Stored rows:
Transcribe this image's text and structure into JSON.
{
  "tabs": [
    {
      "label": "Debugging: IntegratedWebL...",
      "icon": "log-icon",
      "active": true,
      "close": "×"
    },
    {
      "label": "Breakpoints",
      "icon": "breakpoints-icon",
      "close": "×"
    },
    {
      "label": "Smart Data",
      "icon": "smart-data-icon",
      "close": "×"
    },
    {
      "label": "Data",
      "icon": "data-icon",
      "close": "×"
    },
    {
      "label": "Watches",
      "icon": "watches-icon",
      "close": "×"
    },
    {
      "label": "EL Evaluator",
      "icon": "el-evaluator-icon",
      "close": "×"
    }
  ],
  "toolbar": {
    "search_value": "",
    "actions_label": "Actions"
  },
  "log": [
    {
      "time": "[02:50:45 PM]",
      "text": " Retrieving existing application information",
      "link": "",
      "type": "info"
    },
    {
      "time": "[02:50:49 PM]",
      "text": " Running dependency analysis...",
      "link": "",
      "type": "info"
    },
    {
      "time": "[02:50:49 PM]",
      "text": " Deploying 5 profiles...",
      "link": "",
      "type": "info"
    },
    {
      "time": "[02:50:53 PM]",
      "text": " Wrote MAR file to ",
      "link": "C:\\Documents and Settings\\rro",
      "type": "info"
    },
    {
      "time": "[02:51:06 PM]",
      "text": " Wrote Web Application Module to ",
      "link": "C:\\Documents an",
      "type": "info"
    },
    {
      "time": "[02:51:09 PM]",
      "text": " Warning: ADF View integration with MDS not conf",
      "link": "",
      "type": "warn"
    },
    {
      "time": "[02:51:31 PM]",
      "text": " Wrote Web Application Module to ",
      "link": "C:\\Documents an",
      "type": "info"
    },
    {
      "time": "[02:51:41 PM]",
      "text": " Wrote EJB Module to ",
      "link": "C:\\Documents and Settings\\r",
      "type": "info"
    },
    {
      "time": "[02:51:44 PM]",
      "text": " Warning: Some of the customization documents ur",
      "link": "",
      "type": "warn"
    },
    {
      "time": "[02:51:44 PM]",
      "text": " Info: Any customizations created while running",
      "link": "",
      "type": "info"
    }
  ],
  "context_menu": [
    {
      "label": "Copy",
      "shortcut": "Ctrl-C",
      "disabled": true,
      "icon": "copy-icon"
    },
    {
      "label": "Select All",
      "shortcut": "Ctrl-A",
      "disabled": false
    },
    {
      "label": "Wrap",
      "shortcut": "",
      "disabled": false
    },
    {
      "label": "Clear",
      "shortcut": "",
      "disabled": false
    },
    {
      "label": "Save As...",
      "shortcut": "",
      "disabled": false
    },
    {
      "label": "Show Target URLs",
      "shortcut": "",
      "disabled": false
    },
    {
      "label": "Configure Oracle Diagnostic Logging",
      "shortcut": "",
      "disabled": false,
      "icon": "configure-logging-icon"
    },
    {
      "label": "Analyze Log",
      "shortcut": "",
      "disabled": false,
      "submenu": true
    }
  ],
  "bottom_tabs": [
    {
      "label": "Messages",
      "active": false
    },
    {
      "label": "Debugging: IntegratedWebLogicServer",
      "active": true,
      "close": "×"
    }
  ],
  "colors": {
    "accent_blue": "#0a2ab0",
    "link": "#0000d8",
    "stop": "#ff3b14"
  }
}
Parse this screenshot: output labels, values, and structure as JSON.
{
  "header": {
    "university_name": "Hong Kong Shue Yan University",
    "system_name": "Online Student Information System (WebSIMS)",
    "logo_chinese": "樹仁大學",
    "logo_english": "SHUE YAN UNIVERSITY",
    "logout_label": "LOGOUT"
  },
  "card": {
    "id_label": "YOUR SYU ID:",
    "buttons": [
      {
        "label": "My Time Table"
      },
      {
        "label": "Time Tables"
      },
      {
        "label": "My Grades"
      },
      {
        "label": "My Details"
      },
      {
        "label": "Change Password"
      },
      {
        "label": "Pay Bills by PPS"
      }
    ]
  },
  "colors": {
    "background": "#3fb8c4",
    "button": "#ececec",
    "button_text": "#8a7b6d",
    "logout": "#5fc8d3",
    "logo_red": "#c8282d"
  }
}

Request: Of the lines in the data, how many hold the string "Settings"? State the number, nothing else.

Answer for the task: 2